** BEGIN **

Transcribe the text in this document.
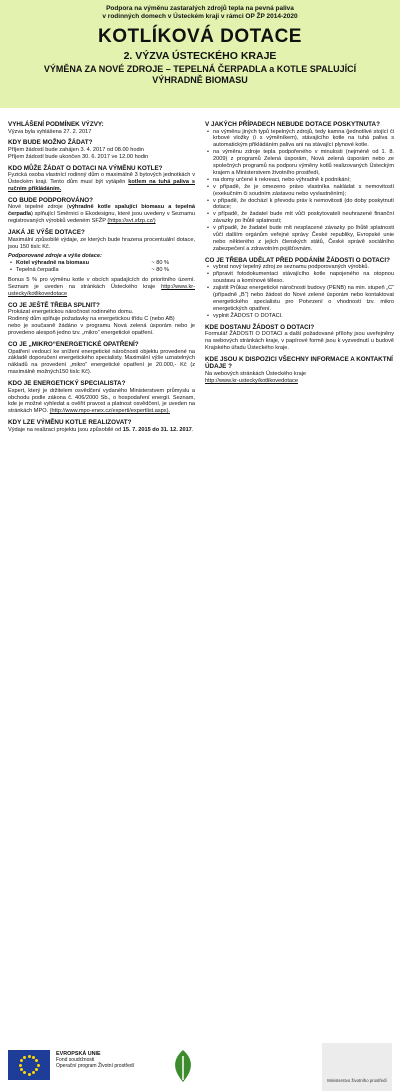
Podpora na výměnu zastaralých zdrojů tepla na pevná paliva
v rodinných domech v Ústeckém kraji v rámci OP ŽP 2014-2020
KOTLÍKOVÁ DOTACE
2. VÝZVA ÚSTECKÉHO KRAJE
VÝMĚNA ZA NOVÉ ZDROJE – TEPELNÁ ČERPADLA a KOTLE SPALUJÍCÍ
VÝHRADNĚ BIOMASU

VYHLÁŠENÍ PODMÍNEK VÝZVY:

Výzva byla vyhlášena 27. 2. 2017

KDY BUDE MOŽNO ŽÁDAT?

Příjem žádostí bude zahájen 3. 4. 2017 od 08.00 hodin

Příjem žádostí bude ukončen 30. 6. 2017 ve 12.00 hodin

KDO MŮŽE ŽÁDAT O DOTACI NA VÝMĚNU KOTLE?

Fyzická osoba vlastnící rodinný dům o maximálně 3 bytových jednotkách v Ústeckém kraji. Tento dům musí být vytápěn kotlem na tuhá paliva s ručním přikládáním.

CO BUDE PODPOROVÁNO?

Nové tepelné zdroje (výhradně kotle spalující biomasu a tepelná čerpadla) splňující Směrnici o Ekodesignu, které jsou uvedeny v Seznamu registrovaných výrobků vedeném SFŽP (https://svt.sfzp.cz/)

JAKÁ JE VÝŠE DOTACE?

Maximální způsobilé výdaje, ze kterých bude hrazena procentuální dotace, jsou 150 tisíc Kč.

Podporované zdroje a výše dotace:

• Kotel výhradně na biomasu	~ 80 %
• Tepelná čerpadla	~ 80 %

Bonus 5 % pro výměnu kotle v obcích spadajících do prioritního území. Seznam je uveden na stránkách Ústeckého kraje http://www.kr-ustecky/kotlikovedotace

CO JE JEŠTĚ TŘEBA SPLNIT?

Prokázat energetickou náročnost rodinného domu.

Rodinný dům splňuje požadavky na energetickou třídu C (nebo AB)

nebo je současně žádáno v programu Nová zelená úsporám nebo je provedeno alespoň jedno tzv. „mikro“ energetické opatření.

CO JE „MIKRO“ENERGETICKÉ OPATŘENÍ?

Opatření vedoucí ke snížení energetické náročnosti objektu provedené na základě doporučení energetického specialisty. Maximální výše uznatelných nákladů na provedení „mikro“ energetické opatření je 20.000,- Kč (z maximálně možných150 tisíc Kč).

KDO JE ENERGETICKÝ SPECIALISTA?

Expert, který je držitelem osvědčení vydaného Ministerstvem průmyslu a obchodu podle zákona č. 406/2000 Sb., o hospodaření energií. Seznam, kde je možné vyhledat a ověřit pravost a platnost osvědčení, je uveden na stránkách MPO. (http://www.mpo-enex.cz/experti/expertlist.aspx).

KDY LZE VÝMĚNU KOTLE REALIZOVAT?

Výdaje na realizaci projektu jsou způsobilé od 15. 7. 2015 do 31. 12. 2017.

V JAKÝCH PŘÍPADECH NEBUDE DOTACE POSKYTNUTA?

• na výměnu jiných typů tepelných zdrojů, tedy kamna (jednotlivé stojící či krbové vložky (i s výměníkem), stávajícího kotle na tuhá paliva s automatickým přikládáním paliva ani na stávající plynové kotle.
• na výměnu zdroje tepla podpořeného v minulosti (nejméně od 1. 8. 2009) z programů Zelená úsporám, Nová zelená úsporám nebo ze společných programů na podporu výměny kotlů realizovaných Ústeckým krajem a Ministerstvem životního prostředí,
• na domy určené k rekreaci, nebo výhradně k podnikání;
• v případě, že je omezeno právo vlastníka nakládat s nemovitostí (exekučním či soudním zástavou nebo vyvlastněním);
• v případě, že dochází k převodu práv k nemovitosti (do doby poskytnutí dotace;
• v případě, že žadatel bude mít vůči poskytovateli neuhrazené finanční závazky po lhůtě splatnosti;
• v případě, že žadatel bude mít nesplacené závazky po lhůtě splatnosti vůči dalším orgánům veřejné správy České republiky, Evropské unie nebo některého z jejích členských států, České správě sociálního zabezpečení a zdravotním pojišťovnám.

CO JE TŘEBA UDĚLAT PŘED PODÁNÍM ŽÁDOSTI O DOTACI?

• vybrat nový tepelný zdroj ze seznamu podporovaných výrobků.
• připravit fotodokumentaci stávajícího kotle napojeného na otopnou soustavu a komínové těleso.
• zajistit Průkaz energetické náročnosti budovy (PENB) na min. stupeň „C“ (případně „B“) nebo žádost do Nové zelené úsporám nebo kontaktovat energetického specialistu pro Potvrzení o vhodnosti tzv. mikro energetických opatření.
• vyplnit ŽÁDOST O DOTACI.

KDE DOSTANU ŽÁDOST O DOTACI?

Formulář ŽÁDOSTI O DOTACI a další požadované přílohy jsou uveřejněny na webových stránkách kraje, v papírové formě jsou k vyzvednutí u budově Krajského úřadu Ústeckého kraje.

KDE JSOU K DISPOZICI VŠECHNY INFORMACE A KONTAKTNÍ ÚDAJE ?

Na webových stránkách Ústeckého kraje

http://www.kr-ustecky/kotlikovedotace

EVROPSKÁ UNIE
Fond soudržnosti
Operační program Životní prostředí
Ministerstvo životního prostředí
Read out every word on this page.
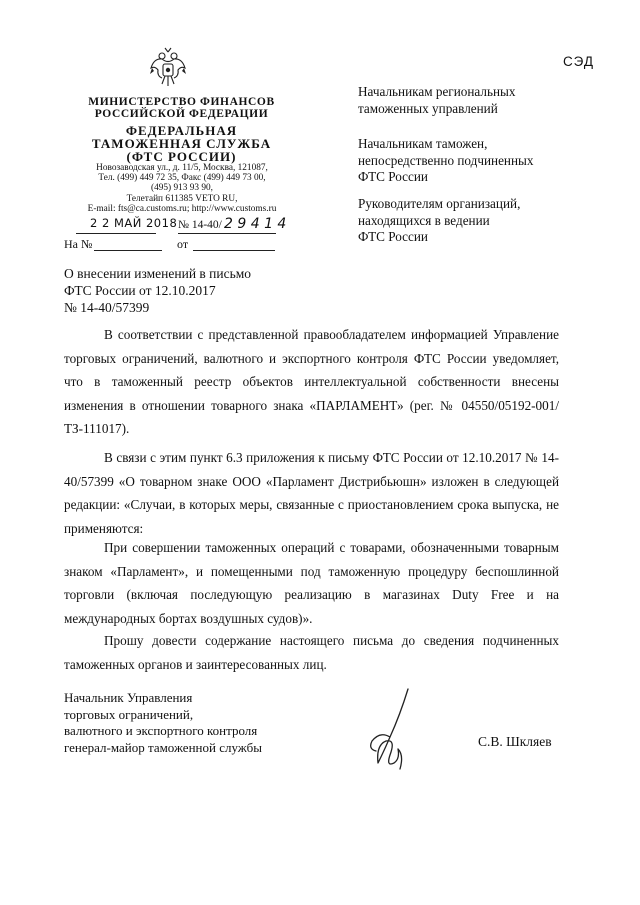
МИНИСТЕРСТВО ФИНАНСОВ
РОССИЙСКОЙ ФЕДЕРАЦИИ
ФЕДЕРАЛЬНАЯ
ТАМОЖЕННАЯ СЛУЖБА
(ФТС РОССИИ)
Новозаводская ул., д. 11/5, Москва, 121087,
Тел. (499) 449 72 35, Факс (499) 449 73 00,
(495) 913 93 90,
Телетайп 611385 VETO RU,
E-mail: fts@ca.customs.ru; http://www.customs.ru
2 2 МАЙ 2018 № 14-40/ 2 9 4 1 4
На №	от
СЭД
Начальникам региональных
таможенных управлений
Начальникам таможен,
непосредственно подчиненных
ФТС России
Руководителям организаций,
находящихся в ведении
ФТС России
О внесении изменений в письмо
ФТС России от 12.10.2017
№ 14-40/57399
В соответствии с представленной правообладателем информацией Управление торговых ограничений, валютного и экспортного контроля ФТС России уведомляет, что в таможенный реестр объектов интеллектуальной собственности внесены изменения в отношении товарного знака «ПАРЛАМЕНТ» (рег. № 04550/05192-001/ТЗ-111017).
В связи с этим пункт 6.3 приложения к письму ФТС России от 12.10.2017 № 14-40/57399 «О товарном знаке ООО «Парламент Дистрибьюшн» изложен в следующей редакции: «Случаи, в которых меры, связанные с приостановлением срока выпуска, не применяются:
При совершении таможенных операций с товарами, обозначенными товарным знаком «Парламент», и помещенными под таможенную процедуру беспошлинной торговли (включая последующую реализацию в магазинах Duty Free и на международных бортах воздушных судов)».
Прошу довести содержание настоящего письма до сведения подчиненных таможенных органов и заинтересованных лиц.
Начальник Управления
торговых ограничений,
валютного и экспортного контроля
генерал-майор таможенной службы	С.В. Шкляев
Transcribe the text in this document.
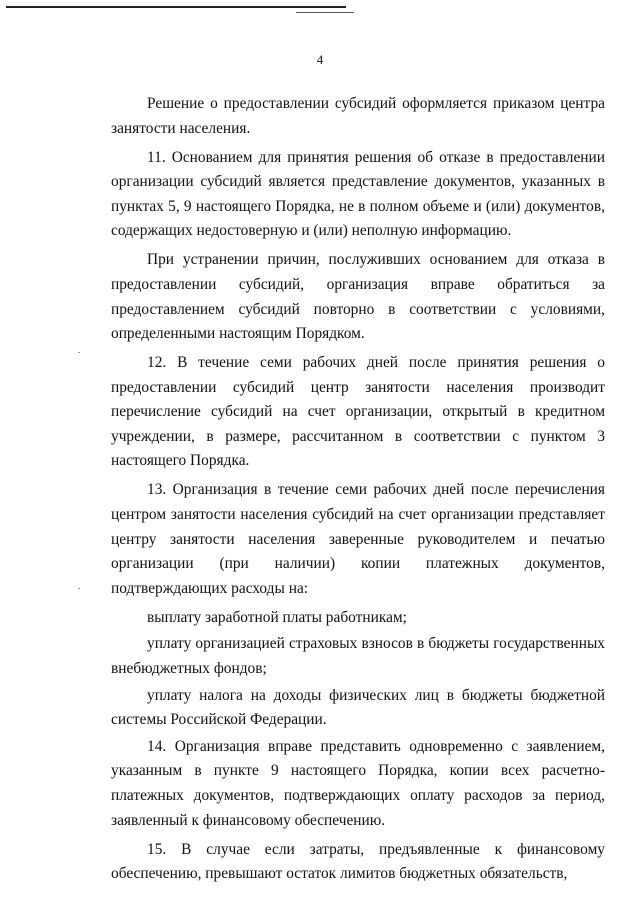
4

Решение о предоставлении субсидий оформляется приказом центра занятости населения.

11. Основанием для принятия решения об отказе в предоставлении организации субсидий является представление документов, указанных в пунктах 5, 9 настоящего Порядка, не в полном объеме и (или) документов, содержащих недостоверную и (или) неполную информацию.

При устранении причин, послуживших основанием для отказа в предоставлении субсидий, организация вправе обратиться за предоставлением субсидий повторно в соответствии с условиями, определенными настоящим Порядком.

12. В течение семи рабочих дней после принятия решения о предоставлении субсидий центр занятости населения производит перечисление субсидий на счет организации, открытый в кредитном учреждении, в размере, рассчитанном в соответствии с пунктом 3 настоящего Порядка.

13. Организация в течение семи рабочих дней после перечисления центром занятости населения субсидий на счет организации представляет центру занятости населения заверенные руководителем и печатью организации (при наличии) копии платежных документов, подтверждающих расходы на:

выплату заработной платы работникам;

уплату организацией страховых взносов в бюджеты государственных внебюджетных фондов;

уплату налога на доходы физических лиц в бюджеты бюджетной системы Российской Федерации.

14. Организация вправе представить одновременно с заявлением, указанным в пункте 9 настоящего Порядка, копии всех расчетно-платежных документов, подтверждающих оплату расходов за период, заявленный к финансовому обеспечению.

15. В случае если затраты, предъявленные к финансовому обеспечению, превышают остаток лимитов бюджетных обязательств,
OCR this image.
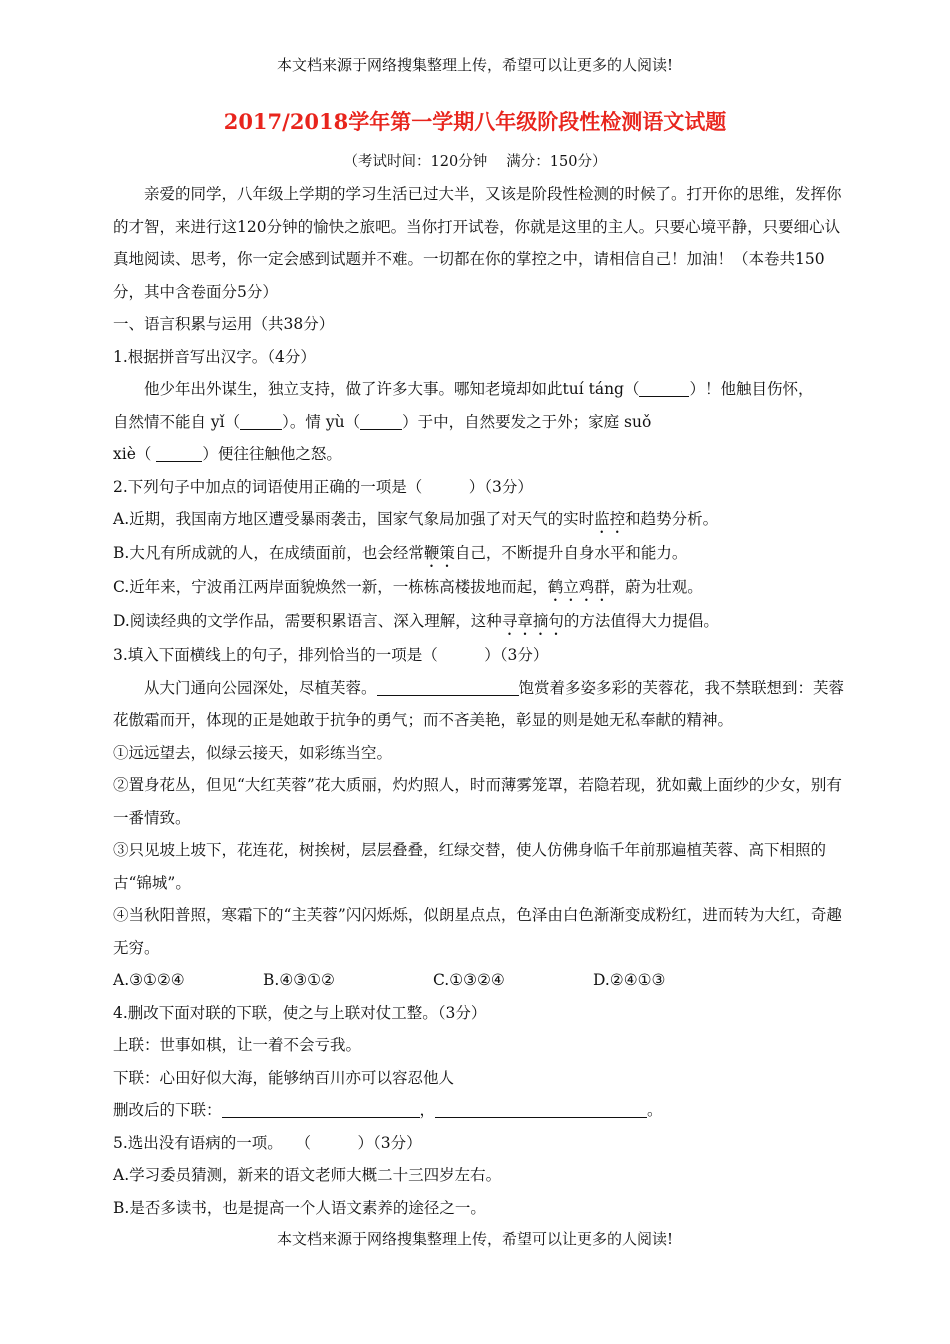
本文档来源于网络搜集整理上传，希望可以让更多的人阅读!
2017/2018学年第一学期八年级阶段性检测语文试题
（考试时间：120分钟　 满分：150分）

亲爱的同学，八年级上学期的学习生活已过大半，又该是阶段性检测的时候了。打开你的思维，发挥你的才智，来进行这120分钟的愉快之旅吧。当你打开试卷，你就是这里的主人。只要心境平静，只要细心认真地阅读、思考，你一定会感到试题并不难。一切都在你的掌控之中，请相信自己！加油！（本卷共150分，其中含卷面分5分）

一、语言积累与运用（共38分）

1.根据拼音写出汉字。（4分）

他少年出外谋生，独立支持，做了许多大事。哪知老境却如此tuí táng（	）！他触目伤怀，

自然情不能自 yǐ（	）。情 yù（	）于中，自然要发之于外；家庭 suǒ

xiè（	）便往往触他之怒。

2.下列句子中加点的词语使用正确的一项是（　　　）（3分）

A.近期，我国南方地区遭受暴雨袭击，国家气象局加强了对天气的实时监控和趋势分析。

B.大凡有所成就的人，在成绩面前，也会经常鞭策自己，不断提升自身水平和能力。

C.近年来，宁波甬江两岸面貌焕然一新，一栋栋高楼拔地而起，鹤立鸡群，蔚为壮观。

D.阅读经典的文学作品，需要积累语言、深入理解，这种寻章摘句的方法值得大力提倡。

3.填入下面横线上的句子，排列恰当的一项是（　　　）（3分）

从大门通向公园深处，尽植芙蓉。	饱赏着多姿多彩的芙蓉花，我不禁联想到：芙蓉花傲霜而开，体现的正是她敢于抗争的勇气；而不吝美艳，彰显的则是她无私奉献的精神。

①远远望去，似绿云接天，如彩练当空。

②置身花丛，但见“大红芙蓉”花大质丽，灼灼照人，时而薄雾笼罩，若隐若现，犹如戴上面纱的少女，别有一番情致。

③只见坡上坡下，花连花，树挨树，层层叠叠，红绿交替，使人仿佛身临千年前那遍植芙蓉、高下相照的古“锦城”。

④当秋阳普照，寒霜下的“主芙蓉”闪闪烁烁，似朗星点点，色泽由白色渐渐变成粉红，进而转为大红，奇趣无穷。

A.③①②④	B.④③①②	C.①③②④	D.②④①③

4.删改下面对联的下联，使之与上联对仗工整。（3分）

上联：世事如棋，让一着不会亏我。

下联：心田好似大海，能够纳百川亦可以容忍他人

删改后的下联：	，	。

5.选出没有语病的一项。　 （　　　）（3分）

A.学习委员猜测，新来的语文老师大概二十三四岁左右。

B.是否多读书，也是提高一个人语文素养的途径之一。

本文档来源于网络搜集整理上传，希望可以让更多的人阅读!
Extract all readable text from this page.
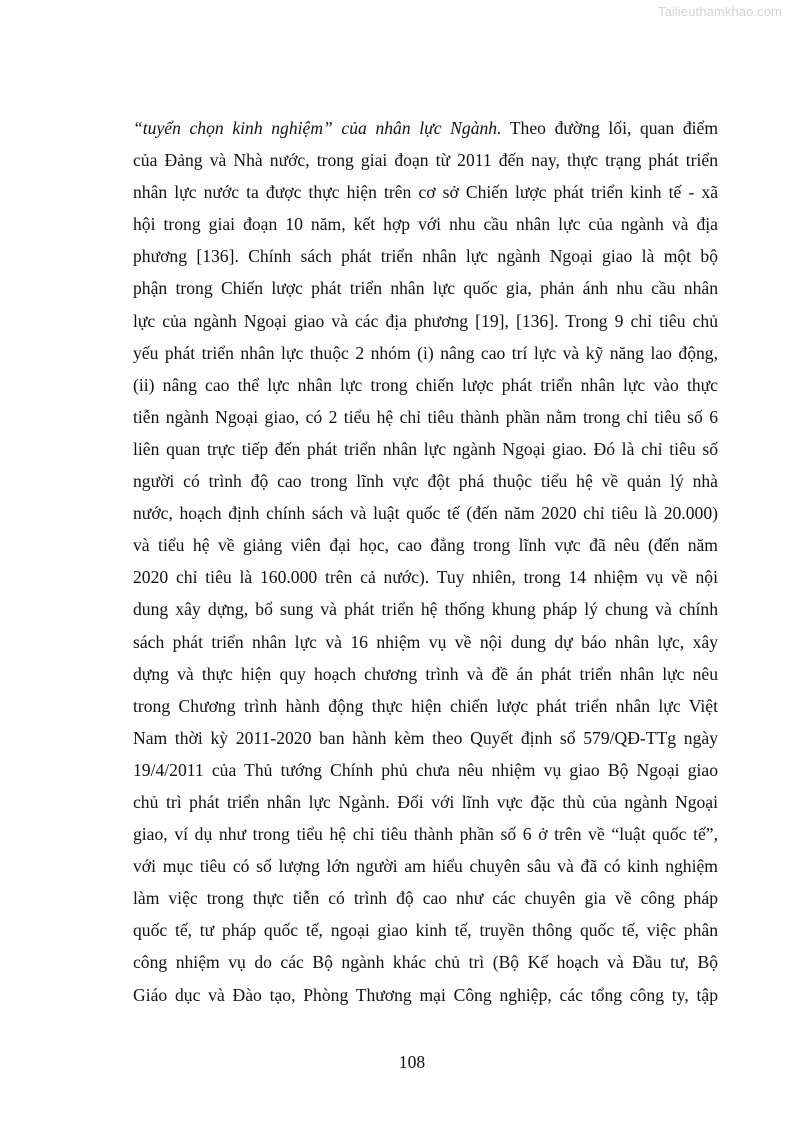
Tailieuthamkhao.com
“tuyển chọn kinh nghiệm” của nhân lực Ngành. Theo đường lối, quan điểm
của Đảng và Nhà nước, trong giai đoạn từ 2011 đến nay, thực trạng phát triển
nhân lực nước ta được thực hiện trên cơ sở Chiến lược phát triển kinh tế - xã
hội trong giai đoạn 10 năm, kết hợp với nhu cầu nhân lực của ngành và địa
phương [136]. Chính sách phát triển nhân lực ngành Ngoại giao là một bộ
phận trong Chiến lược phát triển nhân lực quốc gia, phản ánh nhu cầu nhân
lực của ngành Ngoại giao và các địa phương [19], [136]. Trong 9 chỉ tiêu chủ
yếu phát triển nhân lực thuộc 2 nhóm (i) nâng cao trí lực và kỹ năng lao động,
(ii) nâng cao thể lực nhân lực trong chiến lược phát triển nhân lực vào thực
tiễn ngành Ngoại giao, có 2 tiểu hệ chỉ tiêu thành phần nằm trong chỉ tiêu số 6
liên quan trực tiếp đến phát triển nhân lực ngành Ngoại giao. Đó là chỉ tiêu số
người có trình độ cao trong lĩnh vực đột phá thuộc tiểu hệ về quản lý nhà
nước, hoạch định chính sách và luật quốc tế (đến năm 2020 chỉ tiêu là 20.000)
và tiểu hệ về giảng viên đại học, cao đẳng trong lĩnh vực đã nêu (đến năm
2020 chỉ tiêu là 160.000 trên cả nước). Tuy nhiên, trong 14 nhiệm vụ về nội
dung xây dựng, bổ sung và phát triển hệ thống khung pháp lý chung và chính
sách phát triển nhân lực và 16 nhiệm vụ về nội dung dự báo nhân lực, xây
dựng và thực hiện quy hoạch chương trình và đề án phát triển nhân lực nêu
trong Chương trình hành động thực hiện chiến lược phát triển nhân lực Việt
Nam thời kỳ 2011-2020 ban hành kèm theo Quyết định số 579/QĐ-TTg ngày
19/4/2011 của Thủ tướng Chính phủ chưa nêu nhiệm vụ giao Bộ Ngoại giao
chủ trì phát triển nhân lực Ngành. Đối với lĩnh vực đặc thù của ngành Ngoại
giao, ví dụ như trong tiểu hệ chỉ tiêu thành phần số 6 ở trên về “luật quốc tế”,
với mục tiêu có số lượng lớn người am hiểu chuyên sâu và đã có kinh nghiệm
làm việc trong thực tiễn có trình độ cao như các chuyên gia về công pháp
quốc tế, tư pháp quốc tế, ngoại giao kinh tế, truyền thông quốc tế, việc phân
công nhiệm vụ do các Bộ ngành khác chủ trì (Bộ Kế hoạch và Đầu tư, Bộ
Giáo dục và Đào tạo, Phòng Thương mại Công nghiệp, các tổng công ty, tập
108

** END **

### [Given task]
Check each line above for the word "Ústeckém" and copy the ones that have it.

### [Correct result]
v rodinných domech v Ústeckém kraji v rámci OP ŽP 2014-2020
Fyzická osoba vlastnící rodinný dům o maximálně 3 bytových jednotkách v Ústeckém kraji. Tento dům musí být vytápěn kotlem na tuhá paliva s ručním přikládáním.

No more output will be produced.